[begin Record extracts]
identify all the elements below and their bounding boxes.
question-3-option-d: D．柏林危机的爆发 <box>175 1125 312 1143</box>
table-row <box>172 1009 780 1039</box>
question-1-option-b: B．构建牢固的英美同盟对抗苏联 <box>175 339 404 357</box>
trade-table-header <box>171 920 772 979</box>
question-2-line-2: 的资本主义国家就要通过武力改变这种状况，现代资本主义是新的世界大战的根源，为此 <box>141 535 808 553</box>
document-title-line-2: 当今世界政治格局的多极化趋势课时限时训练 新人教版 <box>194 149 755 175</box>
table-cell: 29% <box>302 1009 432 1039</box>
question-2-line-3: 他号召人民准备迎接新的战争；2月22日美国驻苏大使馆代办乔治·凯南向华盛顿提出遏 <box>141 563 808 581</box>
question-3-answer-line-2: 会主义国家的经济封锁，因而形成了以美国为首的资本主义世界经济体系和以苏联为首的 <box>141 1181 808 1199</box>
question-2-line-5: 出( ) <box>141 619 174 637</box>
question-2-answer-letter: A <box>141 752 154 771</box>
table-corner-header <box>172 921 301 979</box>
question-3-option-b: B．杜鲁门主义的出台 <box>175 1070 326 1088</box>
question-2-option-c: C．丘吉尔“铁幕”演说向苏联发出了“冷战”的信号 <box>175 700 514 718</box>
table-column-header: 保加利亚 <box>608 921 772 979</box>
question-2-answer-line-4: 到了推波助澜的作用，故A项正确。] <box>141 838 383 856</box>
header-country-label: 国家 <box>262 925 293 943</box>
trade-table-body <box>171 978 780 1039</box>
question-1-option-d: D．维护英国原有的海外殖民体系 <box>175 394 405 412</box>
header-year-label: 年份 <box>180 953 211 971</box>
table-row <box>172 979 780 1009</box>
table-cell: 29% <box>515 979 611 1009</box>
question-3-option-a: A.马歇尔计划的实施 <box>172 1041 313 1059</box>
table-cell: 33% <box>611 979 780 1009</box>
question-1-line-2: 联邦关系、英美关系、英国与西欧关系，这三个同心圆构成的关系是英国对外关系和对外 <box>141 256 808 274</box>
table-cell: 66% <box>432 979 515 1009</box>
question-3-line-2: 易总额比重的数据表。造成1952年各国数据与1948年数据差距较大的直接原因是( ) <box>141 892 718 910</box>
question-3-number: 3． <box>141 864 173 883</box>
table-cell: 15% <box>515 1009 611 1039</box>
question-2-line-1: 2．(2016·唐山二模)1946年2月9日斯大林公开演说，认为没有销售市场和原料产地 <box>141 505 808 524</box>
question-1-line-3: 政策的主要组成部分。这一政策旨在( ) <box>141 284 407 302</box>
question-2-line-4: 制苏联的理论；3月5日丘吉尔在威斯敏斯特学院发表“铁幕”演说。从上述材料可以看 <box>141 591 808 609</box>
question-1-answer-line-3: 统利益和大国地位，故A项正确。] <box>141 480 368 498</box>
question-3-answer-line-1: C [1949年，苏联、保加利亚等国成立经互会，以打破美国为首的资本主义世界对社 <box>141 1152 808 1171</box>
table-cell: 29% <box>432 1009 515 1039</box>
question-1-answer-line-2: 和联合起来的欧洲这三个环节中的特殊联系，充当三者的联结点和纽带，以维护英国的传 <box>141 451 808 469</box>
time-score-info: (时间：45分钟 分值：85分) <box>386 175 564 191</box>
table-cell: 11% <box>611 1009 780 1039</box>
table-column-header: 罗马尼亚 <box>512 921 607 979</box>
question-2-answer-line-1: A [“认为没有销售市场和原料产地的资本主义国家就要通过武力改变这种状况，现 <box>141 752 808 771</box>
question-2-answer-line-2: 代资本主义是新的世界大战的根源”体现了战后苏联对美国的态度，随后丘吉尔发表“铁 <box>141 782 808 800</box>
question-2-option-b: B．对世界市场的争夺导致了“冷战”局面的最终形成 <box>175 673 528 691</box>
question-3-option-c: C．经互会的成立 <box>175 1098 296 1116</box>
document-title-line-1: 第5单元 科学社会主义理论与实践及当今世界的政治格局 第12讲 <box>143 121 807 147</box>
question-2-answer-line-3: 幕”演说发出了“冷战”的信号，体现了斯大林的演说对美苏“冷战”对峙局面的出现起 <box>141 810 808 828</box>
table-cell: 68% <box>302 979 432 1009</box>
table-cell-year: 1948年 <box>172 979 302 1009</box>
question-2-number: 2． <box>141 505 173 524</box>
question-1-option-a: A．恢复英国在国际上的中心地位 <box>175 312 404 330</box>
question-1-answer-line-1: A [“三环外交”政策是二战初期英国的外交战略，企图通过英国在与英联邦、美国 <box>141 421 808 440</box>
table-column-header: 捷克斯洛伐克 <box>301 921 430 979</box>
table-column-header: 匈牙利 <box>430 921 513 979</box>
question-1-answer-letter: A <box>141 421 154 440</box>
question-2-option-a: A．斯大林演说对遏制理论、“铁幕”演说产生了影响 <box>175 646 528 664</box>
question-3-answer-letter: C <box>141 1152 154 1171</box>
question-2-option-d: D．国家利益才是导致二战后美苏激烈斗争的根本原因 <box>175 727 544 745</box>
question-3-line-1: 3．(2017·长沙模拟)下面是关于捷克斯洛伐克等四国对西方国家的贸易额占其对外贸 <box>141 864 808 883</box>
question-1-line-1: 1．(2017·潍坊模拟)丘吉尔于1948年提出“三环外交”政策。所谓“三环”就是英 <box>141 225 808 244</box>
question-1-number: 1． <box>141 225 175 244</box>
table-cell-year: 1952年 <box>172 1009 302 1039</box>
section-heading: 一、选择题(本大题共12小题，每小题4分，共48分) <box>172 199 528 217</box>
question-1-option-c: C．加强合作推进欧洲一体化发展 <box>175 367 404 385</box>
[end Record extracts]
Write out all of the material above word for word, keeping every line and its numbers unchanged.

## Written solution
identify all the elements below and their bounding boxes.
question-3-option-d: D．柏林危机的爆发 <box>175 1125 312 1143</box>
table-row <box>172 1009 780 1039</box>
question-1-option-b: B．构建牢固的英美同盟对抗苏联 <box>175 339 404 357</box>
trade-table-header <box>171 920 772 979</box>
question-2-line-2: 的资本主义国家就要通过武力改变这种状况，现代资本主义是新的世界大战的根源，为此 <box>141 535 808 553</box>
document-title-line-2: 当今世界政治格局的多极化趋势课时限时训练 新人教版 <box>194 149 755 175</box>
table-cell: 29% <box>302 1009 432 1039</box>
question-2-line-3: 他号召人民准备迎接新的战争；2月22日美国驻苏大使馆代办乔治·凯南向华盛顿提出遏 <box>141 563 808 581</box>
question-3-answer-line-2: 会主义国家的经济封锁，因而形成了以美国为首的资本主义世界经济体系和以苏联为首的 <box>141 1181 808 1199</box>
question-2-line-5: 出( ) <box>141 619 174 637</box>
question-2-answer-letter: A <box>141 752 154 771</box>
table-corner-header <box>172 921 301 979</box>
question-3-option-b: B．杜鲁门主义的出台 <box>175 1070 326 1088</box>
question-2-option-c: C．丘吉尔“铁幕”演说向苏联发出了“冷战”的信号 <box>175 700 514 718</box>
table-column-header: 保加利亚 <box>608 921 772 979</box>
question-2-answer-line-4: 到了推波助澜的作用，故A项正确。] <box>141 838 383 856</box>
header-country-label: 国家 <box>262 925 293 943</box>
trade-table-body <box>171 978 780 1039</box>
question-1-option-d: D．维护英国原有的海外殖民体系 <box>175 394 405 412</box>
header-year-label: 年份 <box>180 953 211 971</box>
table-row <box>172 979 780 1009</box>
table-cell: 29% <box>515 979 611 1009</box>
question-3-option-a: A.马歇尔计划的实施 <box>172 1041 313 1059</box>
table-cell: 33% <box>611 979 780 1009</box>
question-1-line-2: 联邦关系、英美关系、英国与西欧关系，这三个同心圆构成的关系是英国对外关系和对外 <box>141 256 808 274</box>
table-cell: 66% <box>432 979 515 1009</box>
question-3-line-2: 易总额比重的数据表。造成1952年各国数据与1948年数据差距较大的直接原因是( ) <box>141 892 718 910</box>
question-3-number: 3． <box>141 864 173 883</box>
table-cell: 15% <box>515 1009 611 1039</box>
question-2-line-1: 2．(2016·唐山二模)1946年2月9日斯大林公开演说，认为没有销售市场和原料产地 <box>141 505 808 524</box>
question-1-line-3: 政策的主要组成部分。这一政策旨在( ) <box>141 284 407 302</box>
question-2-line-4: 制苏联的理论；3月5日丘吉尔在威斯敏斯特学院发表“铁幕”演说。从上述材料可以看 <box>141 591 808 609</box>
question-1-answer-line-3: 统利益和大国地位，故A项正确。] <box>141 480 368 498</box>
question-3-answer-line-1: C [1949年，苏联、保加利亚等国成立经互会，以打破美国为首的资本主义世界对社 <box>141 1152 808 1171</box>
table-cell: 29% <box>432 1009 515 1039</box>
question-1-answer-line-2: 和联合起来的欧洲这三个环节中的特殊联系，充当三者的联结点和纽带，以维护英国的传 <box>141 451 808 469</box>
time-score-info: (时间：45分钟 分值：85分) <box>386 175 564 191</box>
table-cell: 11% <box>611 1009 780 1039</box>
table-column-header: 罗马尼亚 <box>512 921 607 979</box>
question-2-answer-line-1: A [“认为没有销售市场和原料产地的资本主义国家就要通过武力改变这种状况，现 <box>141 752 808 771</box>
question-2-answer-line-2: 代资本主义是新的世界大战的根源”体现了战后苏联对美国的态度，随后丘吉尔发表“铁 <box>141 782 808 800</box>
question-2-option-b: B．对世界市场的争夺导致了“冷战”局面的最终形成 <box>175 673 528 691</box>
question-3-option-c: C．经互会的成立 <box>175 1098 296 1116</box>
document-title-line-1: 第5单元 科学社会主义理论与实践及当今世界的政治格局 第12讲 <box>143 121 807 147</box>
question-2-answer-line-3: 幕”演说发出了“冷战”的信号，体现了斯大林的演说对美苏“冷战”对峙局面的出现起 <box>141 810 808 828</box>
table-cell: 68% <box>302 979 432 1009</box>
table-cell-year: 1948年 <box>172 979 302 1009</box>
question-2-number: 2． <box>141 505 173 524</box>
question-1-option-a: A．恢复英国在国际上的中心地位 <box>175 312 404 330</box>
question-1-answer-line-1: A [“三环外交”政策是二战初期英国的外交战略，企图通过英国在与英联邦、美国 <box>141 421 808 440</box>
table-column-header: 捷克斯洛伐克 <box>301 921 430 979</box>
table-column-header: 匈牙利 <box>430 921 513 979</box>
question-1-answer-letter: A <box>141 421 154 440</box>
question-2-option-a: A．斯大林演说对遏制理论、“铁幕”演说产生了影响 <box>175 646 528 664</box>
question-3-answer-letter: C <box>141 1152 154 1171</box>
question-2-option-d: D．国家利益才是导致二战后美苏激烈斗争的根本原因 <box>175 727 544 745</box>
question-3-line-1: 3．(2017·长沙模拟)下面是关于捷克斯洛伐克等四国对西方国家的贸易额占其对外贸 <box>141 864 808 883</box>
question-1-line-1: 1．(2017·潍坊模拟)丘吉尔于1948年提出“三环外交”政策。所谓“三环”就是英 <box>141 225 808 244</box>
question-1-number: 1． <box>141 225 175 244</box>
table-cell-year: 1952年 <box>172 1009 302 1039</box>
section-heading: 一、选择题(本大题共12小题，每小题4分，共48分) <box>172 199 528 217</box>
question-1-option-c: C．加强合作推进欧洲一体化发展 <box>175 367 404 385</box>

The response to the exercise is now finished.